- Data for this exercise -

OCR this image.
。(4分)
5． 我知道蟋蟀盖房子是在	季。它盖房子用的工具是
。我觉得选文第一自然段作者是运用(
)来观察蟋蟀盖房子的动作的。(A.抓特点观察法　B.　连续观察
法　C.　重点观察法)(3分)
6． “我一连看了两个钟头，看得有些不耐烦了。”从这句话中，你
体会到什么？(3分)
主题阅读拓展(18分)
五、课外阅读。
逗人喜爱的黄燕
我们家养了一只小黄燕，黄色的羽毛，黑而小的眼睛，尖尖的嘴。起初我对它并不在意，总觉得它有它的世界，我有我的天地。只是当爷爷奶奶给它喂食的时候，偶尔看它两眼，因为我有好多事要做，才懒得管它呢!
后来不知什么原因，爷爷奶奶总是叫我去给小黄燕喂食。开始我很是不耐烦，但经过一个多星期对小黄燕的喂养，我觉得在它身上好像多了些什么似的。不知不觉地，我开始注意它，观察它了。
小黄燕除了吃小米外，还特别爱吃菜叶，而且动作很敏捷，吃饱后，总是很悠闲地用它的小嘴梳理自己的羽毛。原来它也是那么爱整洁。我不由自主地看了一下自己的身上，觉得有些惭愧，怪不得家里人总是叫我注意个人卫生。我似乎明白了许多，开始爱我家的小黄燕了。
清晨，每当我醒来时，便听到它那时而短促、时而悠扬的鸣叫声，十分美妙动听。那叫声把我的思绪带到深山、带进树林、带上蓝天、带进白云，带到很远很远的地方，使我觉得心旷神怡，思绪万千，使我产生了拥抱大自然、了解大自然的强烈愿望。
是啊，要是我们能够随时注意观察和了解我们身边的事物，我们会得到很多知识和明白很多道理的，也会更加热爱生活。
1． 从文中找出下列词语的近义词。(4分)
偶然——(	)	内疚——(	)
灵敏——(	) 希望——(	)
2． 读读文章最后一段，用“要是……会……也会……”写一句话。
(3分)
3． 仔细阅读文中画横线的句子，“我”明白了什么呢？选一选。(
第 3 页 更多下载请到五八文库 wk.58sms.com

- Set task -
Reproduce all the data word for word.

- Solution to the problem -
OCR this image.
。(4分)
5． 我知道蟋蟀盖房子是在	季。它盖房子用的工具是
。我觉得选文第一自然段作者是运用(
)来观察蟋蟀盖房子的动作的。(A.抓特点观察法　B.　连续观察
法　C.　重点观察法)(3分)
6． “我一连看了两个钟头，看得有些不耐烦了。”从这句话中，你
体会到什么？(3分)
主题阅读拓展(18分)
五、课外阅读。
逗人喜爱的黄燕
我们家养了一只小黄燕，黄色的羽毛，黑而小的眼睛，尖尖的嘴。起初我对它并不在意，总觉得它有它的世界，我有我的天地。只是当爷爷奶奶给它喂食的时候，偶尔看它两眼，因为我有好多事要做，才懒得管它呢!
后来不知什么原因，爷爷奶奶总是叫我去给小黄燕喂食。开始我很是不耐烦，但经过一个多星期对小黄燕的喂养，我觉得在它身上好像多了些什么似的。不知不觉地，我开始注意它，观察它了。
小黄燕除了吃小米外，还特别爱吃菜叶，而且动作很敏捷，吃饱后，总是很悠闲地用它的小嘴梳理自己的羽毛。原来它也是那么爱整洁。我不由自主地看了一下自己的身上，觉得有些惭愧，怪不得家里人总是叫我注意个人卫生。我似乎明白了许多，开始爱我家的小黄燕了。
清晨，每当我醒来时，便听到它那时而短促、时而悠扬的鸣叫声，十分美妙动听。那叫声把我的思绪带到深山、带进树林、带上蓝天、带进白云，带到很远很远的地方，使我觉得心旷神怡，思绪万千，使我产生了拥抱大自然、了解大自然的强烈愿望。
是啊，要是我们能够随时注意观察和了解我们身边的事物，我们会得到很多知识和明白很多道理的，也会更加热爱生活。
1． 从文中找出下列词语的近义词。(4分)
偶然——(	)	内疚——(	)
灵敏——(	) 希望——(	)
2． 读读文章最后一段，用“要是……会……也会……”写一句话。
(3分)
3． 仔细阅读文中画横线的句子，“我”明白了什么呢？选一选。(
第 3 页 更多下载请到五八文库 wk.58sms.com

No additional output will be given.